> **The task**:
Check every line below for the word "background" and copy the ones that have it.
━━━━━ Data listing
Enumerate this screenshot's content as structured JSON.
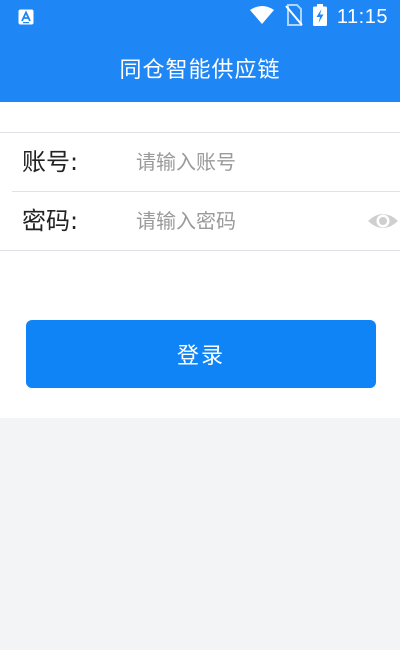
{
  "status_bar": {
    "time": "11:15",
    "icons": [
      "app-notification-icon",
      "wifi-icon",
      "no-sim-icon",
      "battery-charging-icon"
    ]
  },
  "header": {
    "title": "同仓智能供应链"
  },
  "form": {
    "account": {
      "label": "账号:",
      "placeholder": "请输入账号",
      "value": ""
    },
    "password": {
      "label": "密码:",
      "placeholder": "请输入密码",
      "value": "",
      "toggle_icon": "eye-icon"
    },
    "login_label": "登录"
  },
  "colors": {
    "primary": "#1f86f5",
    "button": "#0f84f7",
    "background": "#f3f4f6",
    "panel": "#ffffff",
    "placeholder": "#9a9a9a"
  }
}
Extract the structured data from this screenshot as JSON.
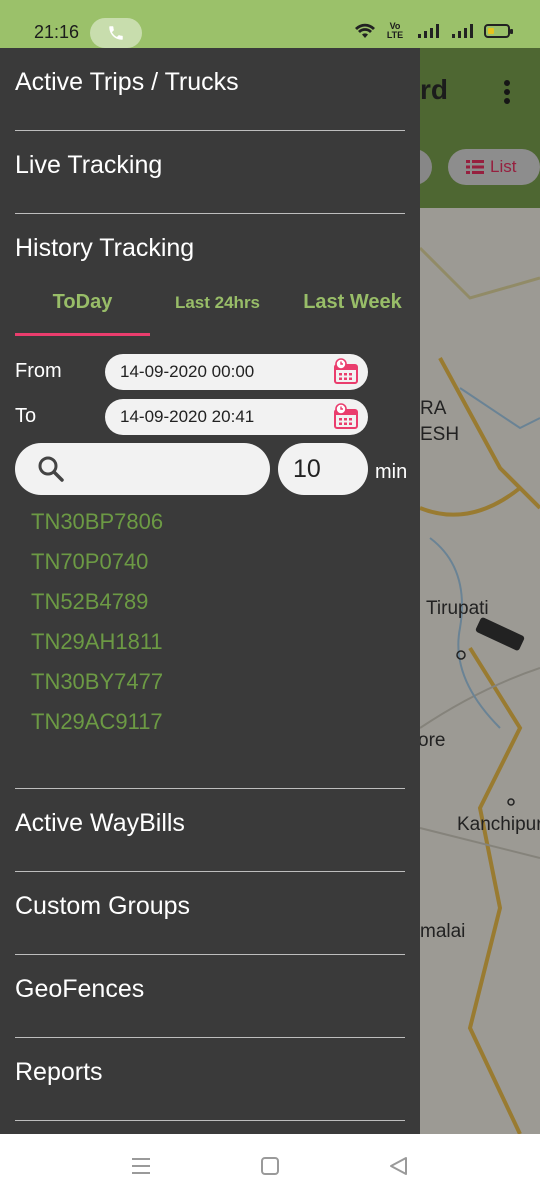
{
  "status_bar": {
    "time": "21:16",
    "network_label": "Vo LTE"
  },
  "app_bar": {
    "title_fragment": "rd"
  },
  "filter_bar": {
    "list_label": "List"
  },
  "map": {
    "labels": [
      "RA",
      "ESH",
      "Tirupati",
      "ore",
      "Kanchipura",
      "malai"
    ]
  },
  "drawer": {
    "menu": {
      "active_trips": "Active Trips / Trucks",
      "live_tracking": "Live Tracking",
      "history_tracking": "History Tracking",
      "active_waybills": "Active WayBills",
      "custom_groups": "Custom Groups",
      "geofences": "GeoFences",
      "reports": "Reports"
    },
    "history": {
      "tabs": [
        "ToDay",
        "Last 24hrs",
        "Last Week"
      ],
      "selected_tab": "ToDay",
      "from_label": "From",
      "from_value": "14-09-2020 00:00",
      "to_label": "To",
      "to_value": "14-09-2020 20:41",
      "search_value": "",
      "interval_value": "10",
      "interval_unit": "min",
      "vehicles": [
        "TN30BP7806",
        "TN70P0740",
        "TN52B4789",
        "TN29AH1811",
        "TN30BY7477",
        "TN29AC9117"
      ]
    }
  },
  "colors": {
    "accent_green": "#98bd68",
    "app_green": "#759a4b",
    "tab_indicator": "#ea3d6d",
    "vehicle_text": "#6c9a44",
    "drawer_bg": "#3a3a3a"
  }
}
━━━━━━━━━━
━━━━━ Data listing
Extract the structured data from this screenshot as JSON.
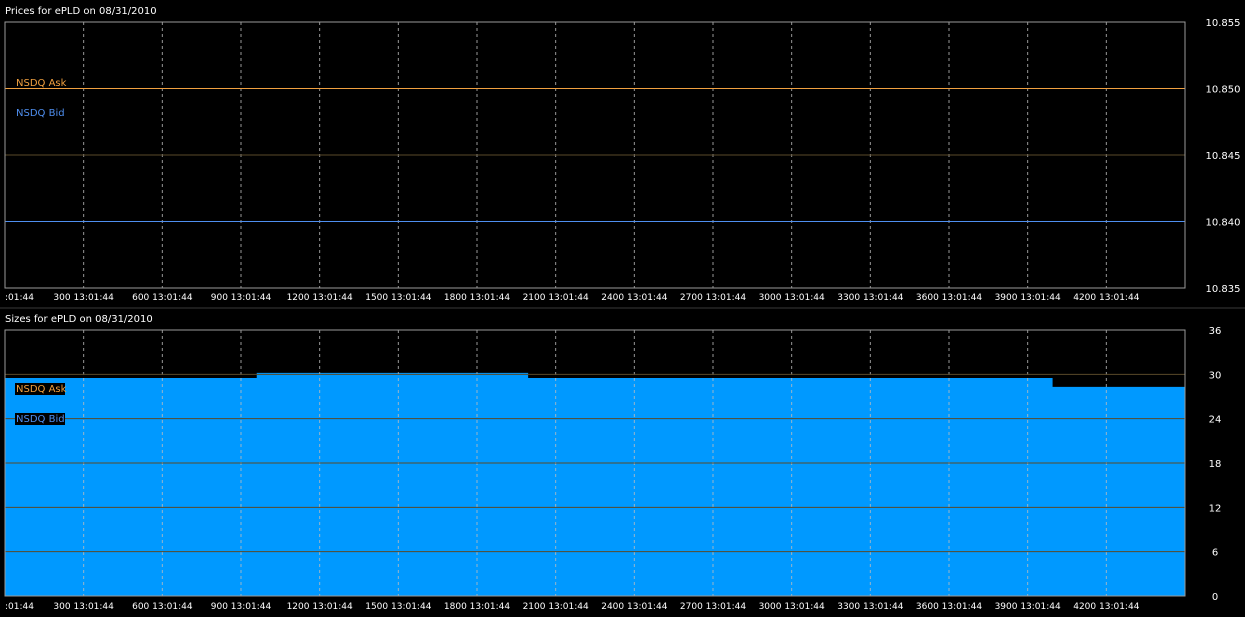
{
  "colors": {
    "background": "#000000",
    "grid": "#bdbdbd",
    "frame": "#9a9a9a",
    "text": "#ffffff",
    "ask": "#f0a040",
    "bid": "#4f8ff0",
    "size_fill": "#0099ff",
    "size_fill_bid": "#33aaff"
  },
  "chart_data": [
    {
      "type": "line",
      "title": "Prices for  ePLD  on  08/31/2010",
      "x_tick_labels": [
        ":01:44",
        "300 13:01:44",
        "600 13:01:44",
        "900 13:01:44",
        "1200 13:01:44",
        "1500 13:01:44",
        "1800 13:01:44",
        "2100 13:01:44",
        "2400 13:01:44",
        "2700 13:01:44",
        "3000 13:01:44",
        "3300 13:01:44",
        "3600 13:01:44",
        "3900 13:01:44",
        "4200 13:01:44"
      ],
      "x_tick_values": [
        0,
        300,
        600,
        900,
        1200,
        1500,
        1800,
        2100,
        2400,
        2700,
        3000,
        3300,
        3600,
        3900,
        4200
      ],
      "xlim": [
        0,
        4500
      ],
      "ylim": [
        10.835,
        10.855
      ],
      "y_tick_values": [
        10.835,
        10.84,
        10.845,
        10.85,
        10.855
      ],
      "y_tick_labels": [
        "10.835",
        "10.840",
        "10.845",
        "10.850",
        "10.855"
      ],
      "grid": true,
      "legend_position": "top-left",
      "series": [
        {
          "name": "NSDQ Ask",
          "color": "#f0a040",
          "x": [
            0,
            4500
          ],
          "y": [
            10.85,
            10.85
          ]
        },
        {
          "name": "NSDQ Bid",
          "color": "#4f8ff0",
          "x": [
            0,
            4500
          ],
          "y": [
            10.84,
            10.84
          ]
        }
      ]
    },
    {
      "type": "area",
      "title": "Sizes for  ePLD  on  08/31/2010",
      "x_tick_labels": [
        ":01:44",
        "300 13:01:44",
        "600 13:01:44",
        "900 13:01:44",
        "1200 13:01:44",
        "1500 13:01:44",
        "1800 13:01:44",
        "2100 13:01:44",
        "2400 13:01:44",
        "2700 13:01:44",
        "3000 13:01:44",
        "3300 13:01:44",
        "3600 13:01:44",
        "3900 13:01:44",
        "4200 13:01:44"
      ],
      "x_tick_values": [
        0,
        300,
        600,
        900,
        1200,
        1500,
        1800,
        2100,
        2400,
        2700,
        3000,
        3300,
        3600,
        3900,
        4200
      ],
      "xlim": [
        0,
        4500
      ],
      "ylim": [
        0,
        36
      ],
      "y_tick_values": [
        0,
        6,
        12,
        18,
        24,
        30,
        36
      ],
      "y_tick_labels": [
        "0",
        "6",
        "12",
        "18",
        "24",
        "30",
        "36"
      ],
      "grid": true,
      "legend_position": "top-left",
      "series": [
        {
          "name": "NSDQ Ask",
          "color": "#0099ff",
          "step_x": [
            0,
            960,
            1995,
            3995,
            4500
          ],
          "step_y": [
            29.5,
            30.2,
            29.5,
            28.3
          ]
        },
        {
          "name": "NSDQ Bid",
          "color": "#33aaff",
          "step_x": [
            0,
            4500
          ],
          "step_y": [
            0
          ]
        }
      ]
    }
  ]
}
━━━━━━━━━━
> **Full answer**:
    "background": "#f3f4f6",
    "background": "#000000",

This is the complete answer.